**GOAL OF THE EXERCISE**
Search the data for the word "Output". Reproduce every line where it is found.

»»

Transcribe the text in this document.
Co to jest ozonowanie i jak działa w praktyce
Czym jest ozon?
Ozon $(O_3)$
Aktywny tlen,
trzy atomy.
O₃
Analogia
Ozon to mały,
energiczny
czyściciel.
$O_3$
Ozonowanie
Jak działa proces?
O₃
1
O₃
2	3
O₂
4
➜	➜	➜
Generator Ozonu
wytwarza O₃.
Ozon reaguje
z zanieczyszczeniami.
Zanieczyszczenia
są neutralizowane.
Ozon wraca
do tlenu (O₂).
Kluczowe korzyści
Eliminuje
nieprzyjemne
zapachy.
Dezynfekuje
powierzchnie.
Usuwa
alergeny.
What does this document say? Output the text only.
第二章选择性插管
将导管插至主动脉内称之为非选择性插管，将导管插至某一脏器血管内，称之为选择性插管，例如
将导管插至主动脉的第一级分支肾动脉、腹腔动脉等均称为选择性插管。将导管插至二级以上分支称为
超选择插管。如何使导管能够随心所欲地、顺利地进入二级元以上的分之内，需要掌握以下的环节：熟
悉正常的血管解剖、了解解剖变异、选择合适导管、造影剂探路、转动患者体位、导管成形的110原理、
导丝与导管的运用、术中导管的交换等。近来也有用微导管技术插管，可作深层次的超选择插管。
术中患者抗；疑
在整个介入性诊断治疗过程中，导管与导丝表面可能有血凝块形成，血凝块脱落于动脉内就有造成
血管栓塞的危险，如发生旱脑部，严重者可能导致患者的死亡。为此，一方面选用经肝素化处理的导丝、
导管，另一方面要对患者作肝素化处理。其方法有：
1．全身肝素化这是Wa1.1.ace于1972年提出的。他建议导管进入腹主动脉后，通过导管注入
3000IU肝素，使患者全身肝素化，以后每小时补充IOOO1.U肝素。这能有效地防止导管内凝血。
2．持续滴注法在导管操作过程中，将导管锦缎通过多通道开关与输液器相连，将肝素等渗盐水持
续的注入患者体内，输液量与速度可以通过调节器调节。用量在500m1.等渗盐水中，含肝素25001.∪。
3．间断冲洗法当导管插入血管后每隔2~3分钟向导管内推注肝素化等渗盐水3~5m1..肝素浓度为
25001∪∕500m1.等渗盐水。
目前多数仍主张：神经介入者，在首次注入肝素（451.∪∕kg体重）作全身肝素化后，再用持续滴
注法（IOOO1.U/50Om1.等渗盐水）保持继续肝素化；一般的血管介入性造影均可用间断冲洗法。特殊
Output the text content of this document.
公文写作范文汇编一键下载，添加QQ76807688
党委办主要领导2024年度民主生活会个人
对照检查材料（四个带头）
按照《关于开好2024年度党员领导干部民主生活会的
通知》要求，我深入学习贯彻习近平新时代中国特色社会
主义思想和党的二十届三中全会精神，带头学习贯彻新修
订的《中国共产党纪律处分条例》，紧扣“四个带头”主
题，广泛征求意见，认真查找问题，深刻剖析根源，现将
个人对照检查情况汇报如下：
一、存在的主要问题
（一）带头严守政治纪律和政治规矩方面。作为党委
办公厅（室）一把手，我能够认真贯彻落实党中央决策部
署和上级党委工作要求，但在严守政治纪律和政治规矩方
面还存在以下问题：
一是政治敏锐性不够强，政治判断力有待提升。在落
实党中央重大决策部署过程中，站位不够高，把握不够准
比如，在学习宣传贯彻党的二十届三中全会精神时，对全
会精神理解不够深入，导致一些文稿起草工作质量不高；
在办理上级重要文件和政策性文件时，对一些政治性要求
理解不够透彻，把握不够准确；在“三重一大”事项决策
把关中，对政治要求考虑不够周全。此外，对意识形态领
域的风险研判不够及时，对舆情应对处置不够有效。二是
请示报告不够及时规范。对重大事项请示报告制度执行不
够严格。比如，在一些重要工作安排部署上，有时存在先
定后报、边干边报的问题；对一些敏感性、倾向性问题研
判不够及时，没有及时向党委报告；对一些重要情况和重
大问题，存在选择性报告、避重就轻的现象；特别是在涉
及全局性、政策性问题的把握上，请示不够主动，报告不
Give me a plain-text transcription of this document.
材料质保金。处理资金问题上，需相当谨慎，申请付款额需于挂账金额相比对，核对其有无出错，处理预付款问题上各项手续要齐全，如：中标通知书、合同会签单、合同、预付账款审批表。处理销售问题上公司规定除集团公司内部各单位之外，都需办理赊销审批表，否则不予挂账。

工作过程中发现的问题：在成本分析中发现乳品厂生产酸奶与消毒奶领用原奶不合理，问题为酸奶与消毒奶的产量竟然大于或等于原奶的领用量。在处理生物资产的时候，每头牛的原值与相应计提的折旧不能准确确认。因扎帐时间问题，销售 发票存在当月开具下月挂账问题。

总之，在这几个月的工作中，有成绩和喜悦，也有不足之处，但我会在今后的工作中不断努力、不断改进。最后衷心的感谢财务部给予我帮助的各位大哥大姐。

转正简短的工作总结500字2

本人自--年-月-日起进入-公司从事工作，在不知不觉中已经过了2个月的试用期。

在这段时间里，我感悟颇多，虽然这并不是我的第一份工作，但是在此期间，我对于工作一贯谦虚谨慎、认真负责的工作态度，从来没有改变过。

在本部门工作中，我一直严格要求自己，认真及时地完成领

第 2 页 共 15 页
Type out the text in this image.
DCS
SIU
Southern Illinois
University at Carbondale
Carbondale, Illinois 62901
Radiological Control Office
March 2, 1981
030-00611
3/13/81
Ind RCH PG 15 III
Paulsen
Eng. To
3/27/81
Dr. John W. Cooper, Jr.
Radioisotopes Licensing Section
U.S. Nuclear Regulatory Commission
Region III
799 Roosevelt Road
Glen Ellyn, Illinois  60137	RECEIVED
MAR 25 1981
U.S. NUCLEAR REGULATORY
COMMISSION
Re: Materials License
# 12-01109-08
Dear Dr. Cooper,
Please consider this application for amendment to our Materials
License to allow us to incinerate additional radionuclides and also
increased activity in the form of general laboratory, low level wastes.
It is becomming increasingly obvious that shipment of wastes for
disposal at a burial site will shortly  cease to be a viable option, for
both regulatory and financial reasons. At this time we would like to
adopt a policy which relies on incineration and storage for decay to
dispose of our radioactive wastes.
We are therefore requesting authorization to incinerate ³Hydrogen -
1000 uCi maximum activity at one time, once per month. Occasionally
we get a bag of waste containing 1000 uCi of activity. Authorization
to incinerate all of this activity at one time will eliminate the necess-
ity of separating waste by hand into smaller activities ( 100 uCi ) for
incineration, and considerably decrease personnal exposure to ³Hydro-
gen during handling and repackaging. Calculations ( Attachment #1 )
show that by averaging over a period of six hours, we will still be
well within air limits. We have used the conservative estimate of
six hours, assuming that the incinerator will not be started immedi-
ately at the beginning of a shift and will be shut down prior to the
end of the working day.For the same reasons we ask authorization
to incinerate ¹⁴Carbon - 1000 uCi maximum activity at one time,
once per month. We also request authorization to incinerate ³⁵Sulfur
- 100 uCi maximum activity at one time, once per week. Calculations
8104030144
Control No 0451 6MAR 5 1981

««

**ANSWER TO THIS PROBLEM**
What does this document say? Output the text only.
Output the text content of this document.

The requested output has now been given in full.